# START OF RECORD SET

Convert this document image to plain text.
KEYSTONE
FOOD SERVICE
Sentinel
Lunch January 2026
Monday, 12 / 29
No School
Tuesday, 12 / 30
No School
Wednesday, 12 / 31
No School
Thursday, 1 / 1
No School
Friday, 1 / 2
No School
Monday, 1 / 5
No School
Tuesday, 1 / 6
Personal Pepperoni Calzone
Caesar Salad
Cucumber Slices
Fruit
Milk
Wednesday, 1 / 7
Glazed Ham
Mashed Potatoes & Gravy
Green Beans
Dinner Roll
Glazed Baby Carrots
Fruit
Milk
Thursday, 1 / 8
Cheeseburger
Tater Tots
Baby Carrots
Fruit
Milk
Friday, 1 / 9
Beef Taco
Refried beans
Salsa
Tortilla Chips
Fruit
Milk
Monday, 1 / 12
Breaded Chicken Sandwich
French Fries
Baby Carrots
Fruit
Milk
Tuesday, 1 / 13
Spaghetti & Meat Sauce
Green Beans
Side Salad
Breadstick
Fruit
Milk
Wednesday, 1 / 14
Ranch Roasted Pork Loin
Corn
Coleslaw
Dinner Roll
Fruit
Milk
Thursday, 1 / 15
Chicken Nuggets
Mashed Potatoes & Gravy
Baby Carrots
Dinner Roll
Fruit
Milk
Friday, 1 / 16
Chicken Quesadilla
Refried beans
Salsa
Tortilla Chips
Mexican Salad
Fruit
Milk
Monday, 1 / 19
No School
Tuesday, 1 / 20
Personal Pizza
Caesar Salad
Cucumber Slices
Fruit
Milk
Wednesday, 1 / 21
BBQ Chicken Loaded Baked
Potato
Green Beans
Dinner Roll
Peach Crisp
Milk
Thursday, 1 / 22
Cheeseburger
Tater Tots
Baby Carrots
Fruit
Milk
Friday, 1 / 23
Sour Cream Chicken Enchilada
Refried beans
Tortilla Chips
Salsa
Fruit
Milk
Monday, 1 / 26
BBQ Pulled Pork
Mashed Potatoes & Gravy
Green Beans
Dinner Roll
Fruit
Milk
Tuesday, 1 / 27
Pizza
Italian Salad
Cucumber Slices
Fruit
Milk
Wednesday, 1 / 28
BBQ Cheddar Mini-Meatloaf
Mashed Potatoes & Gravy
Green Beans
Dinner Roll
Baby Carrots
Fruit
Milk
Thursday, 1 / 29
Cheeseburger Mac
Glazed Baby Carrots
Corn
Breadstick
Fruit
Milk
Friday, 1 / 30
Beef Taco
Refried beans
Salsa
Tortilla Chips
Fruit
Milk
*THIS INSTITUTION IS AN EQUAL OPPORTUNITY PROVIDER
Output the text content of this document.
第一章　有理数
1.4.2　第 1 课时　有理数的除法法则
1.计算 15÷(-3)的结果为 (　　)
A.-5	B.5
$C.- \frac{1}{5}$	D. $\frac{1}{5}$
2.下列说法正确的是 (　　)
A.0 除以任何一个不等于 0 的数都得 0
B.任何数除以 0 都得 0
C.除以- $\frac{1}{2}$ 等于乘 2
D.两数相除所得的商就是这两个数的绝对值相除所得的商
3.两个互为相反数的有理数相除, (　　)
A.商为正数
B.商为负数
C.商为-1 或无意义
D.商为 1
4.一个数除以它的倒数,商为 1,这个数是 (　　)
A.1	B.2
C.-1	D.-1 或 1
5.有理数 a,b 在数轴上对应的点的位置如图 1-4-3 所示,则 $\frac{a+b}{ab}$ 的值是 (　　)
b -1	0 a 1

# END OF RECORD SET

Please reproduce every line of the material word for word.

◆ **RESULT OF THE EXERCISE**:
Convert this document image to plain text.
KEYSTONE
FOOD SERVICE
Sentinel
Lunch January 2026
Monday, 12 / 29
No School
Tuesday, 12 / 30
No School
Wednesday, 12 / 31
No School
Thursday, 1 / 1
No School
Friday, 1 / 2
No School
Monday, 1 / 5
No School
Tuesday, 1 / 6
Personal Pepperoni Calzone
Caesar Salad
Cucumber Slices
Fruit
Milk
Wednesday, 1 / 7
Glazed Ham
Mashed Potatoes & Gravy
Green Beans
Dinner Roll
Glazed Baby Carrots
Fruit
Milk
Thursday, 1 / 8
Cheeseburger
Tater Tots
Baby Carrots
Fruit
Milk
Friday, 1 / 9
Beef Taco
Refried beans
Salsa
Tortilla Chips
Fruit
Milk
Monday, 1 / 12
Breaded Chicken Sandwich
French Fries
Baby Carrots
Fruit
Milk
Tuesday, 1 / 13
Spaghetti & Meat Sauce
Green Beans
Side Salad
Breadstick
Fruit
Milk
Wednesday, 1 / 14
Ranch Roasted Pork Loin
Corn
Coleslaw
Dinner Roll
Fruit
Milk
Thursday, 1 / 15
Chicken Nuggets
Mashed Potatoes & Gravy
Baby Carrots
Dinner Roll
Fruit
Milk
Friday, 1 / 16
Chicken Quesadilla
Refried beans
Salsa
Tortilla Chips
Mexican Salad
Fruit
Milk
Monday, 1 / 19
No School
Tuesday, 1 / 20
Personal Pizza
Caesar Salad
Cucumber Slices
Fruit
Milk
Wednesday, 1 / 21
BBQ Chicken Loaded Baked
Potato
Green Beans
Dinner Roll
Peach Crisp
Milk
Thursday, 1 / 22
Cheeseburger
Tater Tots
Baby Carrots
Fruit
Milk
Friday, 1 / 23
Sour Cream Chicken Enchilada
Refried beans
Tortilla Chips
Salsa
Fruit
Milk
Monday, 1 / 26
BBQ Pulled Pork
Mashed Potatoes & Gravy
Green Beans
Dinner Roll
Fruit
Milk
Tuesday, 1 / 27
Pizza
Italian Salad
Cucumber Slices
Fruit
Milk
Wednesday, 1 / 28
BBQ Cheddar Mini-Meatloaf
Mashed Potatoes & Gravy
Green Beans
Dinner Roll
Baby Carrots
Fruit
Milk
Thursday, 1 / 29
Cheeseburger Mac
Glazed Baby Carrots
Corn
Breadstick
Fruit
Milk
Friday, 1 / 30
Beef Taco
Refried beans
Salsa
Tortilla Chips
Fruit
Milk
*THIS INSTITUTION IS AN EQUAL OPPORTUNITY PROVIDER
Output the text content of this document.
第一章　有理数
1.4.2　第 1 课时　有理数的除法法则
1.计算 15÷(-3)的结果为 (　　)
A.-5	B.5
$C.- \frac{1}{5}$	D. $\frac{1}{5}$
2.下列说法正确的是 (　　)
A.0 除以任何一个不等于 0 的数都得 0
B.任何数除以 0 都得 0
C.除以- $\frac{1}{2}$ 等于乘 2
D.两数相除所得的商就是这两个数的绝对值相除所得的商
3.两个互为相反数的有理数相除, (　　)
A.商为正数
B.商为负数
C.商为-1 或无意义
D.商为 1
4.一个数除以它的倒数,商为 1,这个数是 (　　)
A.1	B.2
C.-1	D.-1 或 1
5.有理数 a,b 在数轴上对应的点的位置如图 1-4-3 所示,则 $\frac{a+b}{ab}$ 的值是 (　　)
b -1	0 a 1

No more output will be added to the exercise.